══ Rows

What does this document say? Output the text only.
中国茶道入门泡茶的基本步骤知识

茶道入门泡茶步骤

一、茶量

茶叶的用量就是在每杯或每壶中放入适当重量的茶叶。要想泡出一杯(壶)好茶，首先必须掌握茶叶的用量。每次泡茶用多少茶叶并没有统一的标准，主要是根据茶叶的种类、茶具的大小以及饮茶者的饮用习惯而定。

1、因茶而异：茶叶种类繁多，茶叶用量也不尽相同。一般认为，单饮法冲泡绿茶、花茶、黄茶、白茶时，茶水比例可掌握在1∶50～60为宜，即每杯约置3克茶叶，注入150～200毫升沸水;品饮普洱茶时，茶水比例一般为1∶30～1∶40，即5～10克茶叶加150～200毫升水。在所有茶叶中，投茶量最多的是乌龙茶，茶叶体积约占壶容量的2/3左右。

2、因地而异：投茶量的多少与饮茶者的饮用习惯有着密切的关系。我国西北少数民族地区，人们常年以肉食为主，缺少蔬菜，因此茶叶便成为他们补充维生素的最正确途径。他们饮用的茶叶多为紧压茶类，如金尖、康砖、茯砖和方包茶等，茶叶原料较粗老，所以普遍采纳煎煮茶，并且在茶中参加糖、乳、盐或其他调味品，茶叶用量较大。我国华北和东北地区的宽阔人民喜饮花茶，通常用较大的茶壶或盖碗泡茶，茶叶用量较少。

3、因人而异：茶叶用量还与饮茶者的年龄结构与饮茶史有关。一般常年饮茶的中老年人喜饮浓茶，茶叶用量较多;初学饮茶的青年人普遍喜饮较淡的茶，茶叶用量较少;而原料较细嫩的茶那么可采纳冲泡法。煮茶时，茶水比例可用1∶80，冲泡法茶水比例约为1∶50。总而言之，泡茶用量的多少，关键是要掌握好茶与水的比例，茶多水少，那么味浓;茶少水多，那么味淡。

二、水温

════

Extract all of the data above without altering anything.

What does this document say? Output the text only.
中国茶道入门泡茶的基本步骤知识

茶道入门泡茶步骤

一、茶量

茶叶的用量就是在每杯或每壶中放入适当重量的茶叶。要想泡出一杯(壶)好茶，首先必须掌握茶叶的用量。每次泡茶用多少茶叶并没有统一的标准，主要是根据茶叶的种类、茶具的大小以及饮茶者的饮用习惯而定。

1、因茶而异：茶叶种类繁多，茶叶用量也不尽相同。一般认为，单饮法冲泡绿茶、花茶、黄茶、白茶时，茶水比例可掌握在1∶50～60为宜，即每杯约置3克茶叶，注入150～200毫升沸水;品饮普洱茶时，茶水比例一般为1∶30～1∶40，即5～10克茶叶加150～200毫升水。在所有茶叶中，投茶量最多的是乌龙茶，茶叶体积约占壶容量的2/3左右。

2、因地而异：投茶量的多少与饮茶者的饮用习惯有着密切的关系。我国西北少数民族地区，人们常年以肉食为主，缺少蔬菜，因此茶叶便成为他们补充维生素的最正确途径。他们饮用的茶叶多为紧压茶类，如金尖、康砖、茯砖和方包茶等，茶叶原料较粗老，所以普遍采纳煎煮茶，并且在茶中参加糖、乳、盐或其他调味品，茶叶用量较大。我国华北和东北地区的宽阔人民喜饮花茶，通常用较大的茶壶或盖碗泡茶，茶叶用量较少。

3、因人而异：茶叶用量还与饮茶者的年龄结构与饮茶史有关。一般常年饮茶的中老年人喜饮浓茶，茶叶用量较多;初学饮茶的青年人普遍喜饮较淡的茶，茶叶用量较少;而原料较细嫩的茶那么可采纳冲泡法。煮茶时，茶水比例可用1∶80，冲泡法茶水比例约为1∶50。总而言之，泡茶用量的多少，关键是要掌握好茶与水的比例，茶多水少，那么味浓;茶少水多，那么味淡。

二、水温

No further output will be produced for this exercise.